TASK REQUIREMENTS:
1. List every U.S. state named in the trucker profile.
2. Return a verbatim copy of the passage in the trucker profile starting at "Price said he’s" and ending at "on a ride-along.".
=== PASSAGE ===
By Jerry Breeden - The Trucker
Posted Mar 27th 2008 1:58AM

Roger_Price.jpgProfessional trucker Roger Price may not be the original eternal optimist, but his outlook on life in general and his career in particular reflect an uplifting attitude that puts him somewhere near the top of the list of all-time positive thinkers.

During an interview at a Central Arkansas truck stop recently, Price told The Trucker that he was in between jobs and had been for several days.

He didn’t elaborate about why he was unemployed at the time, but he spoke with confidence about his future.

“Oh, I’ll have a job by the end of the day,” Price predicted. “In fact, I should be getting a call-back any minute now.”

While he waited, he talked about his life and career.

He smiled and said he has lived his entire life in “Texarkana, the good one … the one in Arkansas, not the one in Texas. There’s a lot of rivalry, especially when it comes to high school sports, between the two high schools.

“It’s a somewhat heated rivalry, too, especially when you’re talking about football, but it’s  a healthy rivalry and it’ll probably continue long after I’ve left this planet,” he said, still smiling.

Price said he’s been a trucker “for at least 20 years.” He said he had wanted to be a professional driver “for as long as I can remember. My dad was a trucker and so was my older brother. I guess it just sort of rubbed off on me.”

His father never had to ask Price twice when he invited him to accompany him on a ride-along.

“I was always ready to go,” Price recalled. “I remember one trip when I was about four or five years old. We were up in the mountains of Colorado. Dad, of course, was behind the wheel and I was in the sleeper berth, when, all of a sudden this humongous mule deer came crashing through the windshield of the truck. Let me tell you, you never forget something like that.
=== DATASET SECTION ===
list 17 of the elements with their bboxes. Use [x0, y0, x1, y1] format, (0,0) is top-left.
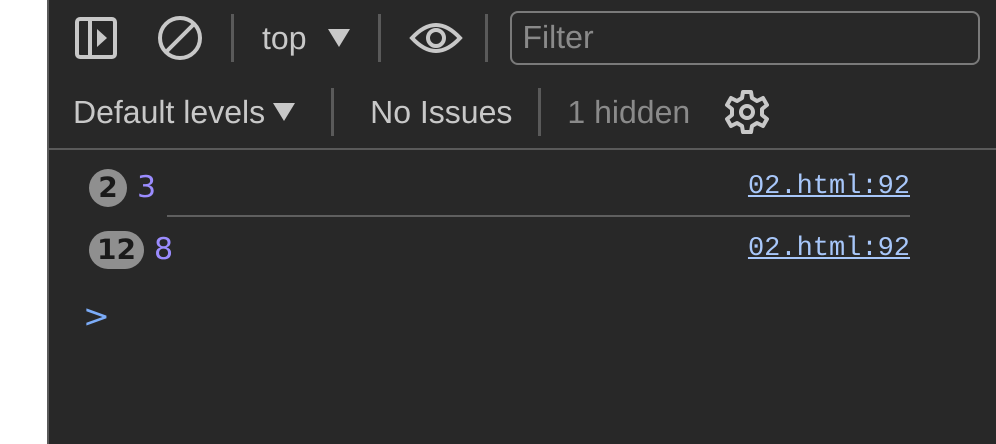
===
RESPONSES:
1. Arkansas, Texas, Colorado

2.
Price said he’s been a trucker “for at least 20 years.” He said he had wanted to be a professional driver “for as long as I can remember. My dad was a trucker and so was my older brother. I guess it just sort of rubbed off on me.”

His father never had to ask Price twice when he invited him to accompany him on a ride-along.